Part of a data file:
---+---

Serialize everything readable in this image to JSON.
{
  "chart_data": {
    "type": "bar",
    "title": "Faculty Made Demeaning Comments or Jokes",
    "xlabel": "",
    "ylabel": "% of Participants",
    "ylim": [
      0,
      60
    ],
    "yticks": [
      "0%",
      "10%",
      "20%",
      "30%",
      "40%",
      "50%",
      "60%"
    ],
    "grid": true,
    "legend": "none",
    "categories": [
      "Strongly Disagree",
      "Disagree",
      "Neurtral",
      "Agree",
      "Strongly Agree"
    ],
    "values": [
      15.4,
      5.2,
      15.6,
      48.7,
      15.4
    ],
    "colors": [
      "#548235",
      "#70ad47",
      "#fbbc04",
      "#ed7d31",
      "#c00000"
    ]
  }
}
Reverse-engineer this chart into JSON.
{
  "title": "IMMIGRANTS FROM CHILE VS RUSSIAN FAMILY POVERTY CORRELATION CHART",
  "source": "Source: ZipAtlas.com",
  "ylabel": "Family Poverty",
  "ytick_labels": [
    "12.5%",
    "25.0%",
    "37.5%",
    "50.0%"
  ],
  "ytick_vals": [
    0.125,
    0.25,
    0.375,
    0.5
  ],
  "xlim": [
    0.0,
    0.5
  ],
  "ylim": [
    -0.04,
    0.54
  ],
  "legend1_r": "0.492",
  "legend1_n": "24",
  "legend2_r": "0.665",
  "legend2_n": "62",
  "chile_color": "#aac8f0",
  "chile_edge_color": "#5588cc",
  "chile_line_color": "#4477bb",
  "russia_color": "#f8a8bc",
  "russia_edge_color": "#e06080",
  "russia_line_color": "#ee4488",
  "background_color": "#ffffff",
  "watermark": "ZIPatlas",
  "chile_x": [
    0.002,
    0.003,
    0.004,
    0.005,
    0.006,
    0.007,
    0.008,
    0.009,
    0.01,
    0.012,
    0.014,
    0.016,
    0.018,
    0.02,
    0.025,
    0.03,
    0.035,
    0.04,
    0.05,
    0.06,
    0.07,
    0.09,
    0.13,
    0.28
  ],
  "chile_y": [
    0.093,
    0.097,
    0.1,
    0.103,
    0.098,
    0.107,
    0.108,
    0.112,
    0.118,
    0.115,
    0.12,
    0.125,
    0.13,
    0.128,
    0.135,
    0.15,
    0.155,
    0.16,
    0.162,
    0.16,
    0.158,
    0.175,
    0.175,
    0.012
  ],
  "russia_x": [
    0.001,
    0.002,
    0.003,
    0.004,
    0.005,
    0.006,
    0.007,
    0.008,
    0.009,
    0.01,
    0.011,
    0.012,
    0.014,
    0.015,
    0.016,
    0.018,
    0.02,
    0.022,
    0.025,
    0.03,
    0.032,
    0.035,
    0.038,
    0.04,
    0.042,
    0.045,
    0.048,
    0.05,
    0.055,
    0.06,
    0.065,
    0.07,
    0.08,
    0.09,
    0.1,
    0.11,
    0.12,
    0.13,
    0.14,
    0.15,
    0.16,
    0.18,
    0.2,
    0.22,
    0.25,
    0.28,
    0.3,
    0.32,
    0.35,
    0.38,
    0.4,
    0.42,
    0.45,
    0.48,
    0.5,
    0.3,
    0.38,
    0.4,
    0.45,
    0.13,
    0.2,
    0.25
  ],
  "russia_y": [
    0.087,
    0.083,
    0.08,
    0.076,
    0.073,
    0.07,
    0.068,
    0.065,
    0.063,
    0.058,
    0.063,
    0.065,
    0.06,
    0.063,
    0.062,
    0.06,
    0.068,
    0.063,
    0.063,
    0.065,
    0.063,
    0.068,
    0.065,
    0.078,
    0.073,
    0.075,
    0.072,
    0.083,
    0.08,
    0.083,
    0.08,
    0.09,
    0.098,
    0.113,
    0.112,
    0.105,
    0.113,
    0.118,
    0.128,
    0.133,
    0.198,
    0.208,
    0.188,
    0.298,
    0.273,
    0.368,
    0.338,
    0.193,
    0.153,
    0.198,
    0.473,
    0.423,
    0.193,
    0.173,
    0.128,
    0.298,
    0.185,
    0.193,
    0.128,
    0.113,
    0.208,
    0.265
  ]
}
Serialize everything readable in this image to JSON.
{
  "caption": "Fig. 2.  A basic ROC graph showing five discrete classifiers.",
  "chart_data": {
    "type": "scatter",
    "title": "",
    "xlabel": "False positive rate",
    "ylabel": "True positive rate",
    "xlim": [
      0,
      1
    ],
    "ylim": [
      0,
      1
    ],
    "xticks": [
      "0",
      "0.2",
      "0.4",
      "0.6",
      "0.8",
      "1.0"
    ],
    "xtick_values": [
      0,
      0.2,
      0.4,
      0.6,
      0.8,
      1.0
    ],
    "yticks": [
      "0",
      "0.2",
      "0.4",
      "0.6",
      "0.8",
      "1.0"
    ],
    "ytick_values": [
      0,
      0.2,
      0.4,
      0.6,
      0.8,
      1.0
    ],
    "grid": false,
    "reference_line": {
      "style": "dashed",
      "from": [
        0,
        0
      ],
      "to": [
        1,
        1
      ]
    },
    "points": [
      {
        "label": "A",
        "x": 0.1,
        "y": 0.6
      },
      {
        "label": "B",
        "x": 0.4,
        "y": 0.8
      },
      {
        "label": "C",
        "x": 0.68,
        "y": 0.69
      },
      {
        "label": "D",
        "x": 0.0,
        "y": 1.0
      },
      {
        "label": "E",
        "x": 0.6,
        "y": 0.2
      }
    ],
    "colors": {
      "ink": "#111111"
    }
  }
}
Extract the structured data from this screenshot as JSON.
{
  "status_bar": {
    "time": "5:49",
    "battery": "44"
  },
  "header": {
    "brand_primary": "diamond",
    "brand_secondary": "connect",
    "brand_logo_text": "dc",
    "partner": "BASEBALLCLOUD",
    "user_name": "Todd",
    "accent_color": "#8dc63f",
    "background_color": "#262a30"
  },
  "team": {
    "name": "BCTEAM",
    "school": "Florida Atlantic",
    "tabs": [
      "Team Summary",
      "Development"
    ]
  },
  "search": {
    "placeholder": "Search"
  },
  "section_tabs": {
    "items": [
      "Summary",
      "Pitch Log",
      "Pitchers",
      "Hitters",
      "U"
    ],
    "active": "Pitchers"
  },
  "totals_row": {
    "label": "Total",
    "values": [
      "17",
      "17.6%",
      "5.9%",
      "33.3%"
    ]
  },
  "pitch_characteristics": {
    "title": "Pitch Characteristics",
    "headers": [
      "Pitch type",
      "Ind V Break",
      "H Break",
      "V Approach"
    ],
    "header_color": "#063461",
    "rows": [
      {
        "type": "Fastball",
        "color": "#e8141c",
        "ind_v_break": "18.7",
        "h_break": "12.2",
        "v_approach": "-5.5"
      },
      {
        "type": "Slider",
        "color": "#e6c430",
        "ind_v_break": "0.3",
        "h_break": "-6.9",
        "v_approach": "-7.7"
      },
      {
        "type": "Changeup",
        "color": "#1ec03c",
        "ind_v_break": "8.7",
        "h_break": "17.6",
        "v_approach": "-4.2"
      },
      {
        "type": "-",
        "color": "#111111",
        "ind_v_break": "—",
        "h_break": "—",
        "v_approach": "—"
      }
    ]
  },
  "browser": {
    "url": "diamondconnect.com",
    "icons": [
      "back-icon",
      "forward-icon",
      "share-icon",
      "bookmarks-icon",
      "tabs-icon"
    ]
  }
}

---+---

Write out the entire listing exactly.

Serialize everything readable in this image to JSON.
{
  "chart_data": {
    "type": "bar",
    "title": "Faculty Made Demeaning Comments or Jokes",
    "xlabel": "",
    "ylabel": "% of Participants",
    "ylim": [
      0,
      60
    ],
    "yticks": [
      "0%",
      "10%",
      "20%",
      "30%",
      "40%",
      "50%",
      "60%"
    ],
    "grid": true,
    "legend": "none",
    "categories": [
      "Strongly Disagree",
      "Disagree",
      "Neurtral",
      "Agree",
      "Strongly Agree"
    ],
    "values": [
      15.4,
      5.2,
      15.6,
      48.7,
      15.4
    ],
    "colors": [
      "#548235",
      "#70ad47",
      "#fbbc04",
      "#ed7d31",
      "#c00000"
    ]
  }
}
Reverse-engineer this chart into JSON.
{
  "title": "IMMIGRANTS FROM CHILE VS RUSSIAN FAMILY POVERTY CORRELATION CHART",
  "source": "Source: ZipAtlas.com",
  "ylabel": "Family Poverty",
  "ytick_labels": [
    "12.5%",
    "25.0%",
    "37.5%",
    "50.0%"
  ],
  "ytick_vals": [
    0.125,
    0.25,
    0.375,
    0.5
  ],
  "xlim": [
    0.0,
    0.5
  ],
  "ylim": [
    -0.04,
    0.54
  ],
  "legend1_r": "0.492",
  "legend1_n": "24",
  "legend2_r": "0.665",
  "legend2_n": "62",
  "chile_color": "#aac8f0",
  "chile_edge_color": "#5588cc",
  "chile_line_color": "#4477bb",
  "russia_color": "#f8a8bc",
  "russia_edge_color": "#e06080",
  "russia_line_color": "#ee4488",
  "background_color": "#ffffff",
  "watermark": "ZIPatlas",
  "chile_x": [
    0.002,
    0.003,
    0.004,
    0.005,
    0.006,
    0.007,
    0.008,
    0.009,
    0.01,
    0.012,
    0.014,
    0.016,
    0.018,
    0.02,
    0.025,
    0.03,
    0.035,
    0.04,
    0.05,
    0.06,
    0.07,
    0.09,
    0.13,
    0.28
  ],
  "chile_y": [
    0.093,
    0.097,
    0.1,
    0.103,
    0.098,
    0.107,
    0.108,
    0.112,
    0.118,
    0.115,
    0.12,
    0.125,
    0.13,
    0.128,
    0.135,
    0.15,
    0.155,
    0.16,
    0.162,
    0.16,
    0.158,
    0.175,
    0.175,
    0.012
  ],
  "russia_x": [
    0.001,
    0.002,
    0.003,
    0.004,
    0.005,
    0.006,
    0.007,
    0.008,
    0.009,
    0.01,
    0.011,
    0.012,
    0.014,
    0.015,
    0.016,
    0.018,
    0.02,
    0.022,
    0.025,
    0.03,
    0.032,
    0.035,
    0.038,
    0.04,
    0.042,
    0.045,
    0.048,
    0.05,
    0.055,
    0.06,
    0.065,
    0.07,
    0.08,
    0.09,
    0.1,
    0.11,
    0.12,
    0.13,
    0.14,
    0.15,
    0.16,
    0.18,
    0.2,
    0.22,
    0.25,
    0.28,
    0.3,
    0.32,
    0.35,
    0.38,
    0.4,
    0.42,
    0.45,
    0.48,
    0.5,
    0.3,
    0.38,
    0.4,
    0.45,
    0.13,
    0.2,
    0.25
  ],
  "russia_y": [
    0.087,
    0.083,
    0.08,
    0.076,
    0.073,
    0.07,
    0.068,
    0.065,
    0.063,
    0.058,
    0.063,
    0.065,
    0.06,
    0.063,
    0.062,
    0.06,
    0.068,
    0.063,
    0.063,
    0.065,
    0.063,
    0.068,
    0.065,
    0.078,
    0.073,
    0.075,
    0.072,
    0.083,
    0.08,
    0.083,
    0.08,
    0.09,
    0.098,
    0.113,
    0.112,
    0.105,
    0.113,
    0.118,
    0.128,
    0.133,
    0.198,
    0.208,
    0.188,
    0.298,
    0.273,
    0.368,
    0.338,
    0.193,
    0.153,
    0.198,
    0.473,
    0.423,
    0.193,
    0.173,
    0.128,
    0.298,
    0.185,
    0.193,
    0.128,
    0.113,
    0.208,
    0.265
  ]
}
Serialize everything readable in this image to JSON.
{
  "caption": "Fig. 2.  A basic ROC graph showing five discrete classifiers.",
  "chart_data": {
    "type": "scatter",
    "title": "",
    "xlabel": "False positive rate",
    "ylabel": "True positive rate",
    "xlim": [
      0,
      1
    ],
    "ylim": [
      0,
      1
    ],
    "xticks": [
      "0",
      "0.2",
      "0.4",
      "0.6",
      "0.8",
      "1.0"
    ],
    "xtick_values": [
      0,
      0.2,
      0.4,
      0.6,
      0.8,
      1.0
    ],
    "yticks": [
      "0",
      "0.2",
      "0.4",
      "0.6",
      "0.8",
      "1.0"
    ],
    "ytick_values": [
      0,
      0.2,
      0.4,
      0.6,
      0.8,
      1.0
    ],
    "grid": false,
    "reference_line": {
      "style": "dashed",
      "from": [
        0,
        0
      ],
      "to": [
        1,
        1
      ]
    },
    "points": [
      {
        "label": "A",
        "x": 0.1,
        "y": 0.6
      },
      {
        "label": "B",
        "x": 0.4,
        "y": 0.8
      },
      {
        "label": "C",
        "x": 0.68,
        "y": 0.69
      },
      {
        "label": "D",
        "x": 0.0,
        "y": 1.0
      },
      {
        "label": "E",
        "x": 0.6,
        "y": 0.2
      }
    ],
    "colors": {
      "ink": "#111111"
    }
  }
}
Extract the structured data from this screenshot as JSON.
{
  "status_bar": {
    "time": "5:49",
    "battery": "44"
  },
  "header": {
    "brand_primary": "diamond",
    "brand_secondary": "connect",
    "brand_logo_text": "dc",
    "partner": "BASEBALLCLOUD",
    "user_name": "Todd",
    "accent_color": "#8dc63f",
    "background_color": "#262a30"
  },
  "team": {
    "name": "BCTEAM",
    "school": "Florida Atlantic",
    "tabs": [
      "Team Summary",
      "Development"
    ]
  },
  "search": {
    "placeholder": "Search"
  },
  "section_tabs": {
    "items": [
      "Summary",
      "Pitch Log",
      "Pitchers",
      "Hitters",
      "U"
    ],
    "active": "Pitchers"
  },
  "totals_row": {
    "label": "Total",
    "values": [
      "17",
      "17.6%",
      "5.9%",
      "33.3%"
    ]
  },
  "pitch_characteristics": {
    "title": "Pitch Characteristics",
    "headers": [
      "Pitch type",
      "Ind V Break",
      "H Break",
      "V Approach"
    ],
    "header_color": "#063461",
    "rows": [
      {
        "type": "Fastball",
        "color": "#e8141c",
        "ind_v_break": "18.7",
        "h_break": "12.2",
        "v_approach": "-5.5"
      },
      {
        "type": "Slider",
        "color": "#e6c430",
        "ind_v_break": "0.3",
        "h_break": "-6.9",
        "v_approach": "-7.7"
      },
      {
        "type": "Changeup",
        "color": "#1ec03c",
        "ind_v_break": "8.7",
        "h_break": "17.6",
        "v_approach": "-4.2"
      },
      {
        "type": "-",
        "color": "#111111",
        "ind_v_break": "—",
        "h_break": "—",
        "v_approach": "—"
      }
    ]
  },
  "browser": {
    "url": "diamondconnect.com",
    "icons": [
      "back-icon",
      "forward-icon",
      "share-icon",
      "bookmarks-icon",
      "tabs-icon"
    ]
  }
}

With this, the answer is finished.